### [TASK OBJECTIVE]
Select all lines in the records that include "BRANDING".

### [GIVEN DATA]
============
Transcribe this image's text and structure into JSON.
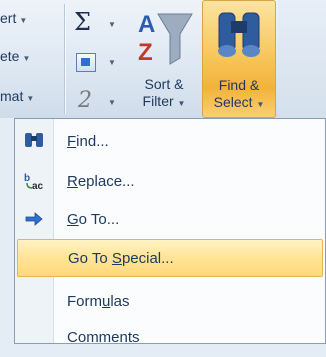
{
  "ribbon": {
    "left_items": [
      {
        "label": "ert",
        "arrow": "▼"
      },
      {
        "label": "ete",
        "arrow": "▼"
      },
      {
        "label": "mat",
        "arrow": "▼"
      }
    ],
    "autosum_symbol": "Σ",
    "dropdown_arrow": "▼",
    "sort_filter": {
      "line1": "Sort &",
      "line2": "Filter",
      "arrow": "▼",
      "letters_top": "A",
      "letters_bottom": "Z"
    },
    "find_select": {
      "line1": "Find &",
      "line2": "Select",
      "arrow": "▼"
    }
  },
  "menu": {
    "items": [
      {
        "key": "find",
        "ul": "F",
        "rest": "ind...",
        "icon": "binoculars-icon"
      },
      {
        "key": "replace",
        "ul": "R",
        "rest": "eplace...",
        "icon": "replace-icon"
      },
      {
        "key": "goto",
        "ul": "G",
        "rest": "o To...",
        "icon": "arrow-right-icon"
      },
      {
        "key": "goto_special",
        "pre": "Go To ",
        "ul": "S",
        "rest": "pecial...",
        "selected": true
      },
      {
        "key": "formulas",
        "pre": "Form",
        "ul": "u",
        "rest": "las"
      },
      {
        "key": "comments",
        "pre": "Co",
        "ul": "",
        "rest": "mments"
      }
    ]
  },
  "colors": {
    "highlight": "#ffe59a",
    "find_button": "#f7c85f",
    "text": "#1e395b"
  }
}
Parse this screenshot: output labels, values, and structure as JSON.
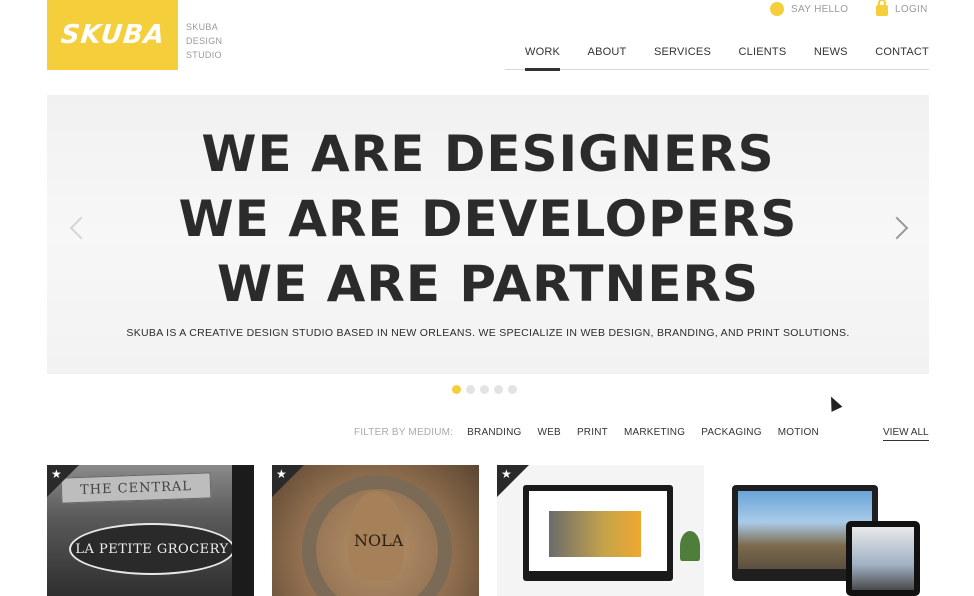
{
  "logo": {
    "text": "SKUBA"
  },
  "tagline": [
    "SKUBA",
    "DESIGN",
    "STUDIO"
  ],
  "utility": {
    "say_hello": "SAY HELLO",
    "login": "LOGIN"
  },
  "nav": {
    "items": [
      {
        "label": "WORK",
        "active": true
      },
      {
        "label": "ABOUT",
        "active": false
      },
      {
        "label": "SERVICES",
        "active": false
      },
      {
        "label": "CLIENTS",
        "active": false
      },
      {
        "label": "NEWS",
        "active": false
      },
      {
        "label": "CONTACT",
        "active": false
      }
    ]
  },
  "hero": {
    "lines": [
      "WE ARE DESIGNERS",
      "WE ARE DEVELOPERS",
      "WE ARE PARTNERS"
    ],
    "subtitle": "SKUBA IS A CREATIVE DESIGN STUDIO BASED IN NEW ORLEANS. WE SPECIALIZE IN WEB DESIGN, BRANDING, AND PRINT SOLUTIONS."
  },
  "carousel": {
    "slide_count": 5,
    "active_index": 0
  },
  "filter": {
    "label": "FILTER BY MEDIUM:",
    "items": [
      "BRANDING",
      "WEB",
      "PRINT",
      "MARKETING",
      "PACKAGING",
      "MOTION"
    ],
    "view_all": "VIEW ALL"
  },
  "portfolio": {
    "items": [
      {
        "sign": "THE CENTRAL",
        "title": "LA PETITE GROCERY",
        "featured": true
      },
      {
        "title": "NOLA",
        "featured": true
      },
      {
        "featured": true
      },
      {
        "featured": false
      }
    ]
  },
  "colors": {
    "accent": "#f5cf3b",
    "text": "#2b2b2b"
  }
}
============
### [EXERCISE RESULT]
    "subtitle": "SKUBA IS A CREATIVE DESIGN STUDIO BASED IN NEW ORLEANS. WE SPECIALIZE IN WEB DESIGN, BRANDING, AND PRINT SOLUTIONS."
      "BRANDING",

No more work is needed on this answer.